Copy out each line of the material below with no changes.
- - - - -
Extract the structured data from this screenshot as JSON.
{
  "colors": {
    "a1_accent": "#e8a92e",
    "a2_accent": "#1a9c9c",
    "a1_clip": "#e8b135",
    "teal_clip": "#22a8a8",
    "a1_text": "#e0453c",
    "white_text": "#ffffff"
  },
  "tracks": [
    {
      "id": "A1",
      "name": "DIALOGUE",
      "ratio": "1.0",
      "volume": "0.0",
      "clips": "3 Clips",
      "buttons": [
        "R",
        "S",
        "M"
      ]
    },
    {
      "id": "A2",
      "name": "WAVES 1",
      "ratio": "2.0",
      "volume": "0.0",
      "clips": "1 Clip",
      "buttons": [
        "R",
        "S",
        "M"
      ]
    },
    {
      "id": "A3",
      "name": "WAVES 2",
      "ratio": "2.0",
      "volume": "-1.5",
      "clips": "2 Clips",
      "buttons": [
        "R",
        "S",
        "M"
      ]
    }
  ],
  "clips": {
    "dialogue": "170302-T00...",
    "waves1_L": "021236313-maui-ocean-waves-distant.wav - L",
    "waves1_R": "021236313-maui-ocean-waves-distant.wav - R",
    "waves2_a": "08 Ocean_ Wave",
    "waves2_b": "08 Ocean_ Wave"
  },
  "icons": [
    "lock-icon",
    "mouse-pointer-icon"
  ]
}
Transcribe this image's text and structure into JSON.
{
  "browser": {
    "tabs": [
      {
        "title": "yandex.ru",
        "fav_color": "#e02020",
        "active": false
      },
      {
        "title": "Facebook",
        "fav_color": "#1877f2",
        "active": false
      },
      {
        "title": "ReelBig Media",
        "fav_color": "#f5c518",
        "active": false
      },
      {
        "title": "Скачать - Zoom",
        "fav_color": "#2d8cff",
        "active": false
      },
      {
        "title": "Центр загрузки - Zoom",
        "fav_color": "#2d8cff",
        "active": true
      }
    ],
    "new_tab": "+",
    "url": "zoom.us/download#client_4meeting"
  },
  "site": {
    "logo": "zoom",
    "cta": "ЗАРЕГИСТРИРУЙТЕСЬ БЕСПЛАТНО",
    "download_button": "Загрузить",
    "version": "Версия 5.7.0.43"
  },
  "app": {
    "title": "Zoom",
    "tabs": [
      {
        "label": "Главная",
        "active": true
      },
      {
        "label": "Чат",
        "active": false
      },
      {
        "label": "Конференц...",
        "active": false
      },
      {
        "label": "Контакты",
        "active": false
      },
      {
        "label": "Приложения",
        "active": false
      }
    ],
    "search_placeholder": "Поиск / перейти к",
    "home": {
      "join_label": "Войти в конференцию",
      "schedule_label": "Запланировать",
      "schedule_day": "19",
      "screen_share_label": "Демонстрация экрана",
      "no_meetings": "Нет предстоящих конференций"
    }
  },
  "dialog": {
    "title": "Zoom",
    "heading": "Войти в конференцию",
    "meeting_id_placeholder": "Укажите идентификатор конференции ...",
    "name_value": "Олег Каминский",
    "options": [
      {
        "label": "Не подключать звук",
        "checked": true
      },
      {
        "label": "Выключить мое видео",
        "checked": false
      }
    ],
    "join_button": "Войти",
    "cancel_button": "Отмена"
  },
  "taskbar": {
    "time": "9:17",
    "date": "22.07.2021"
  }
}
- - - - -
→ **Solved problem**:
Extract the structured data from this screenshot as JSON.
{
  "colors": {
    "a1_accent": "#e8a92e",
    "a2_accent": "#1a9c9c",
    "a1_clip": "#e8b135",
    "teal_clip": "#22a8a8",
    "a1_text": "#e0453c",
    "white_text": "#ffffff"
  },
  "tracks": [
    {
      "id": "A1",
      "name": "DIALOGUE",
      "ratio": "1.0",
      "volume": "0.0",
      "clips": "3 Clips",
      "buttons": [
        "R",
        "S",
        "M"
      ]
    },
    {
      "id": "A2",
      "name": "WAVES 1",
      "ratio": "2.0",
      "volume": "0.0",
      "clips": "1 Clip",
      "buttons": [
        "R",
        "S",
        "M"
      ]
    },
    {
      "id": "A3",
      "name": "WAVES 2",
      "ratio": "2.0",
      "volume": "-1.5",
      "clips": "2 Clips",
      "buttons": [
        "R",
        "S",
        "M"
      ]
    }
  ],
  "clips": {
    "dialogue": "170302-T00...",
    "waves1_L": "021236313-maui-ocean-waves-distant.wav - L",
    "waves1_R": "021236313-maui-ocean-waves-distant.wav - R",
    "waves2_a": "08 Ocean_ Wave",
    "waves2_b": "08 Ocean_ Wave"
  },
  "icons": [
    "lock-icon",
    "mouse-pointer-icon"
  ]
}
Transcribe this image's text and structure into JSON.
{
  "browser": {
    "tabs": [
      {
        "title": "yandex.ru",
        "fav_color": "#e02020",
        "active": false
      },
      {
        "title": "Facebook",
        "fav_color": "#1877f2",
        "active": false
      },
      {
        "title": "ReelBig Media",
        "fav_color": "#f5c518",
        "active": false
      },
      {
        "title": "Скачать - Zoom",
        "fav_color": "#2d8cff",
        "active": false
      },
      {
        "title": "Центр загрузки - Zoom",
        "fav_color": "#2d8cff",
        "active": true
      }
    ],
    "new_tab": "+",
    "url": "zoom.us/download#client_4meeting"
  },
  "site": {
    "logo": "zoom",
    "cta": "ЗАРЕГИСТРИРУЙТЕСЬ БЕСПЛАТНО",
    "download_button": "Загрузить",
    "version": "Версия 5.7.0.43"
  },
  "app": {
    "title": "Zoom",
    "tabs": [
      {
        "label": "Главная",
        "active": true
      },
      {
        "label": "Чат",
        "active": false
      },
      {
        "label": "Конференц...",
        "active": false
      },
      {
        "label": "Контакты",
        "active": false
      },
      {
        "label": "Приложения",
        "active": false
      }
    ],
    "search_placeholder": "Поиск / перейти к",
    "home": {
      "join_label": "Войти в конференцию",
      "schedule_label": "Запланировать",
      "schedule_day": "19",
      "screen_share_label": "Демонстрация экрана",
      "no_meetings": "Нет предстоящих конференций"
    }
  },
  "dialog": {
    "title": "Zoom",
    "heading": "Войти в конференцию",
    "meeting_id_placeholder": "Укажите идентификатор конференции ...",
    "name_value": "Олег Каминский",
    "options": [
      {
        "label": "Не подключать звук",
        "checked": true
      },
      {
        "label": "Выключить мое видео",
        "checked": false
      }
    ],
    "join_button": "Войти",
    "cancel_button": "Отмена"
  },
  "taskbar": {
    "time": "9:17",
    "date": "22.07.2021"
  }
}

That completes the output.